> **EXERCISE**
Set each record down exactly, excluding all images.

— start PROVIDED MATERIAL —

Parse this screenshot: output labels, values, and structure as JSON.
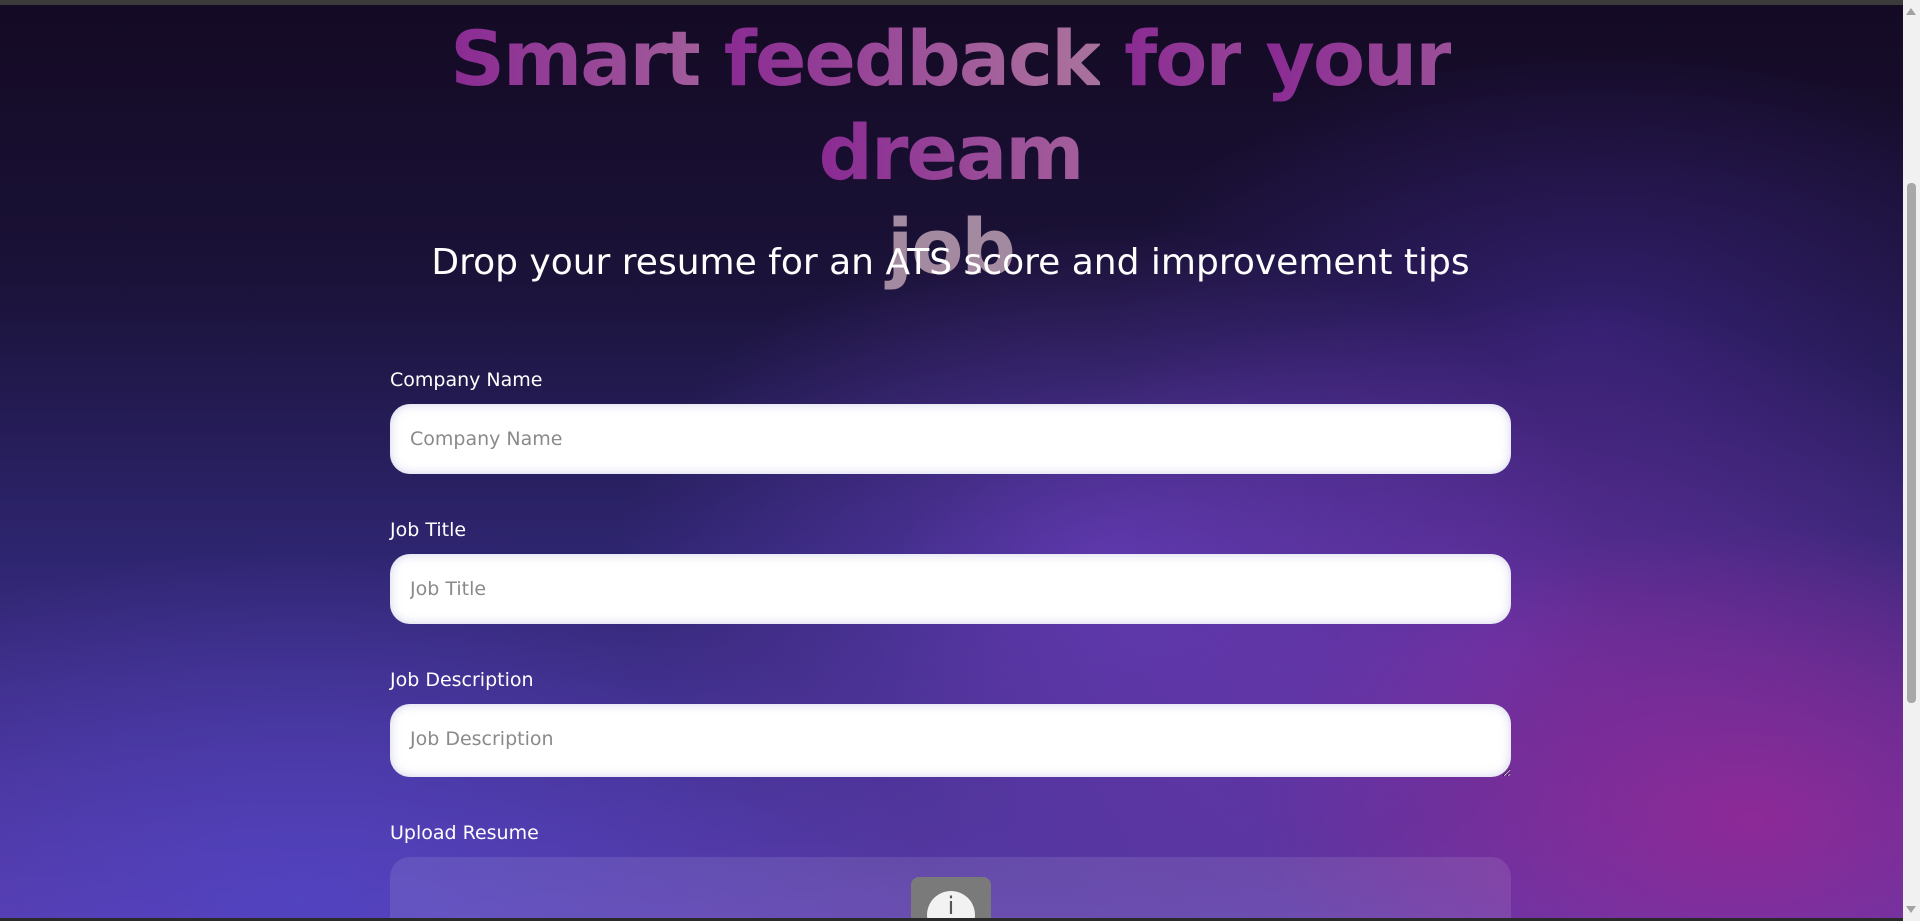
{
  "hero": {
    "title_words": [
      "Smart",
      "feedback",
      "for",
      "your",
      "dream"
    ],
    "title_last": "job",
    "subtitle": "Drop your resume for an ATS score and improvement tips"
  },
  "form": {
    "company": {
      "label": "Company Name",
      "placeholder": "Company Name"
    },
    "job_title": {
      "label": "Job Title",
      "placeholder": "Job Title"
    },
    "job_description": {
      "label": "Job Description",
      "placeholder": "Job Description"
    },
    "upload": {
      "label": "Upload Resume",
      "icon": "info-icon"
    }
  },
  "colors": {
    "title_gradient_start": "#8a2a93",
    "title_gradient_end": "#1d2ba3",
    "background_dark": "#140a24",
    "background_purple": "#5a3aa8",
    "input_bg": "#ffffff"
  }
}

— end PROVIDED MATERIAL —

> **TASK ANSWER**
Parse this screenshot: output labels, values, and structure as JSON.
{
  "hero": {
    "title_words": [
      "Smart",
      "feedback",
      "for",
      "your",
      "dream"
    ],
    "title_last": "job",
    "subtitle": "Drop your resume for an ATS score and improvement tips"
  },
  "form": {
    "company": {
      "label": "Company Name",
      "placeholder": "Company Name"
    },
    "job_title": {
      "label": "Job Title",
      "placeholder": "Job Title"
    },
    "job_description": {
      "label": "Job Description",
      "placeholder": "Job Description"
    },
    "upload": {
      "label": "Upload Resume",
      "icon": "info-icon"
    }
  },
  "colors": {
    "title_gradient_start": "#8a2a93",
    "title_gradient_end": "#1d2ba3",
    "background_dark": "#140a24",
    "background_purple": "#5a3aa8",
    "input_bg": "#ffffff"
  }
}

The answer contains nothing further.